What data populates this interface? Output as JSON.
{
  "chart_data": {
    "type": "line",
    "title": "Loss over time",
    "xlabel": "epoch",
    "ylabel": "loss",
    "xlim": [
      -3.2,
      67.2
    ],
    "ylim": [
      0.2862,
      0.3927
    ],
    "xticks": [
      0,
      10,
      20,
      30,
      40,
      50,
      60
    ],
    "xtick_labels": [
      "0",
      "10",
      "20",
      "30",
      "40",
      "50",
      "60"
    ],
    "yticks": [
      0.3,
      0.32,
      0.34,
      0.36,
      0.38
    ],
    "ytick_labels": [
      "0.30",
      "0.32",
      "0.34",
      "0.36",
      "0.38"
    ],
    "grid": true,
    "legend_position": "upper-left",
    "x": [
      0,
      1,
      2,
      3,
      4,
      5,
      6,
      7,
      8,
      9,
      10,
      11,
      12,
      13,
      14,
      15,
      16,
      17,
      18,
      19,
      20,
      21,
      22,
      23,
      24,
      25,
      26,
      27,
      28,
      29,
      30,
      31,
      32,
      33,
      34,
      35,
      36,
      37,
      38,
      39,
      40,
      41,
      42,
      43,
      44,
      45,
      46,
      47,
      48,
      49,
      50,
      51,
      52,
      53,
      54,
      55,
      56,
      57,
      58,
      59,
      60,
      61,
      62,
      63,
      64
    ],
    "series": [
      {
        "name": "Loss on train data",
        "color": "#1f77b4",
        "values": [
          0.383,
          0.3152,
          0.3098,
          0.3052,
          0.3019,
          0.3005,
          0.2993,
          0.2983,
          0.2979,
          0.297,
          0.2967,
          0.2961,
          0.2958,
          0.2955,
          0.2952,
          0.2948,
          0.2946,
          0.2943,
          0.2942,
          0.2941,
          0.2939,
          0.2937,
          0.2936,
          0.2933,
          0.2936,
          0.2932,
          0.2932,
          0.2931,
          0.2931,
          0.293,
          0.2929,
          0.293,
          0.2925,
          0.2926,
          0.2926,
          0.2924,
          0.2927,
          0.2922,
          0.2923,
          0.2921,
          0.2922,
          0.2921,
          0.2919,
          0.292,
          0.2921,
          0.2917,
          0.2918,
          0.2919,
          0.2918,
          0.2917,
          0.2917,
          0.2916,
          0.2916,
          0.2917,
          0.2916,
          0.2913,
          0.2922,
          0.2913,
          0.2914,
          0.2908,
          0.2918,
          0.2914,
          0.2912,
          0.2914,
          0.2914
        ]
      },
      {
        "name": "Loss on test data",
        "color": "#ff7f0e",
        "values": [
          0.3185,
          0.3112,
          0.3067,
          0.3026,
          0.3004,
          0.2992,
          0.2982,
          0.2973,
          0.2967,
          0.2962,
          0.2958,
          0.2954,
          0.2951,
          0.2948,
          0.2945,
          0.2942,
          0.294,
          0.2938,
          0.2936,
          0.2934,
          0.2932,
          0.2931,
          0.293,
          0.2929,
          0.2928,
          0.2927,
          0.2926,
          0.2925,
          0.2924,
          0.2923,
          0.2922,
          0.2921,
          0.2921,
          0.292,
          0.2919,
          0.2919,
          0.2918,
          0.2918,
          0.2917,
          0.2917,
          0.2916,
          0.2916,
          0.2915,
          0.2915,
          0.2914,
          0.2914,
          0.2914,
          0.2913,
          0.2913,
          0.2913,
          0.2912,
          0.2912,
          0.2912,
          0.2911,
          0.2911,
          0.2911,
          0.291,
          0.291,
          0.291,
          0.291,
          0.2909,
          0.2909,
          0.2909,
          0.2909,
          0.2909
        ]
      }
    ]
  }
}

▬▬▬▬▬▬

- [Your objective]
Return every line of the material exactly.

- [Solution]
What data populates this interface? Output as JSON.
{
  "chart_data": {
    "type": "line",
    "title": "Loss over time",
    "xlabel": "epoch",
    "ylabel": "loss",
    "xlim": [
      -3.2,
      67.2
    ],
    "ylim": [
      0.2862,
      0.3927
    ],
    "xticks": [
      0,
      10,
      20,
      30,
      40,
      50,
      60
    ],
    "xtick_labels": [
      "0",
      "10",
      "20",
      "30",
      "40",
      "50",
      "60"
    ],
    "yticks": [
      0.3,
      0.32,
      0.34,
      0.36,
      0.38
    ],
    "ytick_labels": [
      "0.30",
      "0.32",
      "0.34",
      "0.36",
      "0.38"
    ],
    "grid": true,
    "legend_position": "upper-left",
    "x": [
      0,
      1,
      2,
      3,
      4,
      5,
      6,
      7,
      8,
      9,
      10,
      11,
      12,
      13,
      14,
      15,
      16,
      17,
      18,
      19,
      20,
      21,
      22,
      23,
      24,
      25,
      26,
      27,
      28,
      29,
      30,
      31,
      32,
      33,
      34,
      35,
      36,
      37,
      38,
      39,
      40,
      41,
      42,
      43,
      44,
      45,
      46,
      47,
      48,
      49,
      50,
      51,
      52,
      53,
      54,
      55,
      56,
      57,
      58,
      59,
      60,
      61,
      62,
      63,
      64
    ],
    "series": [
      {
        "name": "Loss on train data",
        "color": "#1f77b4",
        "values": [
          0.383,
          0.3152,
          0.3098,
          0.3052,
          0.3019,
          0.3005,
          0.2993,
          0.2983,
          0.2979,
          0.297,
          0.2967,
          0.2961,
          0.2958,
          0.2955,
          0.2952,
          0.2948,
          0.2946,
          0.2943,
          0.2942,
          0.2941,
          0.2939,
          0.2937,
          0.2936,
          0.2933,
          0.2936,
          0.2932,
          0.2932,
          0.2931,
          0.2931,
          0.293,
          0.2929,
          0.293,
          0.2925,
          0.2926,
          0.2926,
          0.2924,
          0.2927,
          0.2922,
          0.2923,
          0.2921,
          0.2922,
          0.2921,
          0.2919,
          0.292,
          0.2921,
          0.2917,
          0.2918,
          0.2919,
          0.2918,
          0.2917,
          0.2917,
          0.2916,
          0.2916,
          0.2917,
          0.2916,
          0.2913,
          0.2922,
          0.2913,
          0.2914,
          0.2908,
          0.2918,
          0.2914,
          0.2912,
          0.2914,
          0.2914
        ]
      },
      {
        "name": "Loss on test data",
        "color": "#ff7f0e",
        "values": [
          0.3185,
          0.3112,
          0.3067,
          0.3026,
          0.3004,
          0.2992,
          0.2982,
          0.2973,
          0.2967,
          0.2962,
          0.2958,
          0.2954,
          0.2951,
          0.2948,
          0.2945,
          0.2942,
          0.294,
          0.2938,
          0.2936,
          0.2934,
          0.2932,
          0.2931,
          0.293,
          0.2929,
          0.2928,
          0.2927,
          0.2926,
          0.2925,
          0.2924,
          0.2923,
          0.2922,
          0.2921,
          0.2921,
          0.292,
          0.2919,
          0.2919,
          0.2918,
          0.2918,
          0.2917,
          0.2917,
          0.2916,
          0.2916,
          0.2915,
          0.2915,
          0.2914,
          0.2914,
          0.2914,
          0.2913,
          0.2913,
          0.2913,
          0.2912,
          0.2912,
          0.2912,
          0.2911,
          0.2911,
          0.2911,
          0.291,
          0.291,
          0.291,
          0.291,
          0.2909,
          0.2909,
          0.2909,
          0.2909,
          0.2909
        ]
      }
    ]
  }
}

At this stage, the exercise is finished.